Collection entries:
____
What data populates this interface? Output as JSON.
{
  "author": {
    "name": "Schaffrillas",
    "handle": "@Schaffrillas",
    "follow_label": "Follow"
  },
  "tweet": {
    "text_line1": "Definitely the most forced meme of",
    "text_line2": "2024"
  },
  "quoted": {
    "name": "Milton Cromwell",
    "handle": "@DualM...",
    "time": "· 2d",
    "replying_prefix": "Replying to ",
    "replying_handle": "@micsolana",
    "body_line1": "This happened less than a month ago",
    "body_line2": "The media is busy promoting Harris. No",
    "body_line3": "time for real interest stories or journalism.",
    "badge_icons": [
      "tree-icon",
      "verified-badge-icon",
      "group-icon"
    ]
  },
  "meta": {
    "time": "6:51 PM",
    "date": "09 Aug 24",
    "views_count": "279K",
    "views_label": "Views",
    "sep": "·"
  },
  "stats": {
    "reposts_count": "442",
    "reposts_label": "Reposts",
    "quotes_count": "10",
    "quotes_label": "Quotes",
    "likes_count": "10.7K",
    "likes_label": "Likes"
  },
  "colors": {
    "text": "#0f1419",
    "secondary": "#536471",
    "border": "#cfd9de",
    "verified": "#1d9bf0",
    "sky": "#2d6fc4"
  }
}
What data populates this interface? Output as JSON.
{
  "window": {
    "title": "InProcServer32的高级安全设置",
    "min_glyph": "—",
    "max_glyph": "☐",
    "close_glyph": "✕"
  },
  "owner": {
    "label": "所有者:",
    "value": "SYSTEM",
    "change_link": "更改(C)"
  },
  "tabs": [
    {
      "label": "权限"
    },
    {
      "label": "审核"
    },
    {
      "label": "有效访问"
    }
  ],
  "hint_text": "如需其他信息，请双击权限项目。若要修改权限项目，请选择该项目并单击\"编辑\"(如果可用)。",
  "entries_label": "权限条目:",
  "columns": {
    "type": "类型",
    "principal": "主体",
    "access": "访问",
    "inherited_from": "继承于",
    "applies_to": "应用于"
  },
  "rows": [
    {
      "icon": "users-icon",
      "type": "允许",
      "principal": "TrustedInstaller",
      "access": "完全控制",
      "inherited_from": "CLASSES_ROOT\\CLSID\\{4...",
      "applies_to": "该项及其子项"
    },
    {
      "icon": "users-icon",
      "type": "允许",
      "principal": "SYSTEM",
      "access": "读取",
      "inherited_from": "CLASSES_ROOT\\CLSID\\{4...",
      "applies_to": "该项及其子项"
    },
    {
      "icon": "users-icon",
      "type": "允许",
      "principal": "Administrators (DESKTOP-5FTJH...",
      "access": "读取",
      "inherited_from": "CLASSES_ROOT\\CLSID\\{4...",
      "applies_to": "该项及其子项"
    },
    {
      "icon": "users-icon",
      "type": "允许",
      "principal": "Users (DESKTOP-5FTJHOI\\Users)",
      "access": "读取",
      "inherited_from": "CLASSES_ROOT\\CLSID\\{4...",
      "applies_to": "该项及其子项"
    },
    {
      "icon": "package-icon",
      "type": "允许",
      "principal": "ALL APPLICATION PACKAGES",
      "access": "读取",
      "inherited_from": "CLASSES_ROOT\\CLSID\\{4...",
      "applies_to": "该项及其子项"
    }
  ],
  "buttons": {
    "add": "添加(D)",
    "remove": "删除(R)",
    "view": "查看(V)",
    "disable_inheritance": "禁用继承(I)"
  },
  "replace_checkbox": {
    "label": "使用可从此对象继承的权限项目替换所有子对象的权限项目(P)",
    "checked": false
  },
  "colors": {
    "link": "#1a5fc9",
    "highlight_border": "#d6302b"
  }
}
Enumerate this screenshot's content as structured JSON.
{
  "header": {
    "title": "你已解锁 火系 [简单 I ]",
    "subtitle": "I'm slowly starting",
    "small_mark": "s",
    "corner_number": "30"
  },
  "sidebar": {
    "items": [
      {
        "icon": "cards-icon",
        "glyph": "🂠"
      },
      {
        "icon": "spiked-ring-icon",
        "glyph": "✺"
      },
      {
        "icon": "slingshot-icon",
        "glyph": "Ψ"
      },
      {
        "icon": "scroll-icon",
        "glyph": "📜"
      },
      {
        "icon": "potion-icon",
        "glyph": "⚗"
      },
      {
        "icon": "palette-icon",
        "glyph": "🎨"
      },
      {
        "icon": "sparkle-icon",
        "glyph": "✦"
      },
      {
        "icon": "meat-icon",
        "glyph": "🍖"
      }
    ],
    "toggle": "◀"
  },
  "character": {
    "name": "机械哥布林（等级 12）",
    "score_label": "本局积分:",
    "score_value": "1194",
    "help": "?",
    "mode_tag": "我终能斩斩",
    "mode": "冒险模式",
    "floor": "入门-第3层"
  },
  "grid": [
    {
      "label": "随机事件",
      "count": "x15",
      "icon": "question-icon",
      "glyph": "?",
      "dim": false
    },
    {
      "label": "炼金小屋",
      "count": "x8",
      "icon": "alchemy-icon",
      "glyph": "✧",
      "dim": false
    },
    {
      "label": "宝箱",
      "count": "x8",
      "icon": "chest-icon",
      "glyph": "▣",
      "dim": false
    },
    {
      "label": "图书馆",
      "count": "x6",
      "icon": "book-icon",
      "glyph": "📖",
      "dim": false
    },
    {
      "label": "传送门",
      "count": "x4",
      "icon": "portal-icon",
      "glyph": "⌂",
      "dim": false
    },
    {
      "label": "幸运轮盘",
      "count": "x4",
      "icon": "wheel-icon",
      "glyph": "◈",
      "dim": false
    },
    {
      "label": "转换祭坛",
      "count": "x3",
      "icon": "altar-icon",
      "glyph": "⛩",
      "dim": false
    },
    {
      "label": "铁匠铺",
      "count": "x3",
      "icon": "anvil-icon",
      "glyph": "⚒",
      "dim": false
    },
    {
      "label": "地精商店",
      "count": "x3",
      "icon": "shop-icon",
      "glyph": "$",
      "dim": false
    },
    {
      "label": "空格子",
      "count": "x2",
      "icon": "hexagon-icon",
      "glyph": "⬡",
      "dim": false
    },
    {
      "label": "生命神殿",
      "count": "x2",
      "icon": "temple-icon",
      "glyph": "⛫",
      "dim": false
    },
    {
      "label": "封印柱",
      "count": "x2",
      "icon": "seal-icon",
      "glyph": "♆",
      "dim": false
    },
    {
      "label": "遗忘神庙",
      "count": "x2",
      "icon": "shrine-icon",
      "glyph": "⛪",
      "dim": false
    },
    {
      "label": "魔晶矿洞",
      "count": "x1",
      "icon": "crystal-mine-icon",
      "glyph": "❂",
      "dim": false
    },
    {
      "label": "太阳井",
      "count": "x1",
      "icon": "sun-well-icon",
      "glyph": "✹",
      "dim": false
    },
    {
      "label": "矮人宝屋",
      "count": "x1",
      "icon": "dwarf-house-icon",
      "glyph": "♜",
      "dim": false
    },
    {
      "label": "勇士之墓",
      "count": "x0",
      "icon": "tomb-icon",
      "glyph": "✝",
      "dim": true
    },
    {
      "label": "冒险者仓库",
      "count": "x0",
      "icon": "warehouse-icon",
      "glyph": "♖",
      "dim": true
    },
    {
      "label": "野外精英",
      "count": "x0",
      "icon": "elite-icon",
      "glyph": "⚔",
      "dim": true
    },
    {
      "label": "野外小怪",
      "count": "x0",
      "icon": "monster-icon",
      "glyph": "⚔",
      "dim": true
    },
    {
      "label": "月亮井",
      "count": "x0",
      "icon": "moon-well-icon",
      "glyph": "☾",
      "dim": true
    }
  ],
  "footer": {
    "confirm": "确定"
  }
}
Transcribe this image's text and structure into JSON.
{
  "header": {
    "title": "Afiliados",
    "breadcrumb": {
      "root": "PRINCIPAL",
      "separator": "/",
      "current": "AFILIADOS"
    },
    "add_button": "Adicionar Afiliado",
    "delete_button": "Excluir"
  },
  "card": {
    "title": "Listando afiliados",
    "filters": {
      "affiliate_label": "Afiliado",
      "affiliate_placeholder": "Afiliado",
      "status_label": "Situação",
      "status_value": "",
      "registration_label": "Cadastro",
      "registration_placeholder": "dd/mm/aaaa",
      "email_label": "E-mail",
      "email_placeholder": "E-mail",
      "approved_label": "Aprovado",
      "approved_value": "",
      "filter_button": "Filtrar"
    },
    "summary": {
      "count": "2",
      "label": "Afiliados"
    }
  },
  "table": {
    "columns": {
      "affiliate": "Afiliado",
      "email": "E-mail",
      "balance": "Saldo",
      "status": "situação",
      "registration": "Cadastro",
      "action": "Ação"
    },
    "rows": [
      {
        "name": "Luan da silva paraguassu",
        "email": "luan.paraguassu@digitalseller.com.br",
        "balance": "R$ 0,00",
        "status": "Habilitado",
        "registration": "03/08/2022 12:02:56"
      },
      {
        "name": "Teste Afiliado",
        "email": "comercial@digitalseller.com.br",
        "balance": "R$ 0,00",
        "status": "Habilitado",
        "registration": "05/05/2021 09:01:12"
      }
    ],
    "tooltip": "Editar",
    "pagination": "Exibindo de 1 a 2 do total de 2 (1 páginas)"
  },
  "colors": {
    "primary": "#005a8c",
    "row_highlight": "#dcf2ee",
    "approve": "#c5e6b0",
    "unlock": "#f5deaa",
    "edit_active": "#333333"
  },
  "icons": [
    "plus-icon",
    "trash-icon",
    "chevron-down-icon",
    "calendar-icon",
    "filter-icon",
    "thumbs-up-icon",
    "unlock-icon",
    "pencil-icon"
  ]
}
____
** Task objective **
Work through the data and report how many of its lines hold the word "digitalseller", giving only the figure.

** Finished exercise **
2